- [Exercise details] The listing below should be written out exactly; please include all of it.

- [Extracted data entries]

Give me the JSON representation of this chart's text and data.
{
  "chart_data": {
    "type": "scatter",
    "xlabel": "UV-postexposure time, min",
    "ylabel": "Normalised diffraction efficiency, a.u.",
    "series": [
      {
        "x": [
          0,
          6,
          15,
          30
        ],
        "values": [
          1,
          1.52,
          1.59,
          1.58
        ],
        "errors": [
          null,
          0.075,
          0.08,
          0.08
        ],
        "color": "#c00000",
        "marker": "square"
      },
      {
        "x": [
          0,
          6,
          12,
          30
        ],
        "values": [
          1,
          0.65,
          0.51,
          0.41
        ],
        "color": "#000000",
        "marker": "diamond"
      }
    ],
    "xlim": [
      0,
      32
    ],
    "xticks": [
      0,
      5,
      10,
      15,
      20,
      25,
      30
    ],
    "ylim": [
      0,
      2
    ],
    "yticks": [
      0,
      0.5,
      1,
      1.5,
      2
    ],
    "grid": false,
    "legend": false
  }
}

- [Answer to this task]
Give me the JSON representation of this chart's text and data.
{
  "chart_data": {
    "type": "scatter",
    "xlabel": "UV-postexposure time, min",
    "ylabel": "Normalised diffraction efficiency, a.u.",
    "series": [
      {
        "x": [
          0,
          6,
          15,
          30
        ],
        "values": [
          1,
          1.52,
          1.59,
          1.58
        ],
        "errors": [
          null,
          0.075,
          0.08,
          0.08
        ],
        "color": "#c00000",
        "marker": "square"
      },
      {
        "x": [
          0,
          6,
          12,
          30
        ],
        "values": [
          1,
          0.65,
          0.51,
          0.41
        ],
        "color": "#000000",
        "marker": "diamond"
      }
    ],
    "xlim": [
      0,
      32
    ],
    "xticks": [
      0,
      5,
      10,
      15,
      20,
      25,
      30
    ],
    "ylim": [
      0,
      2
    ],
    "yticks": [
      0,
      0.5,
      1,
      1.5,
      2
    ],
    "grid": false,
    "legend": false
  }
}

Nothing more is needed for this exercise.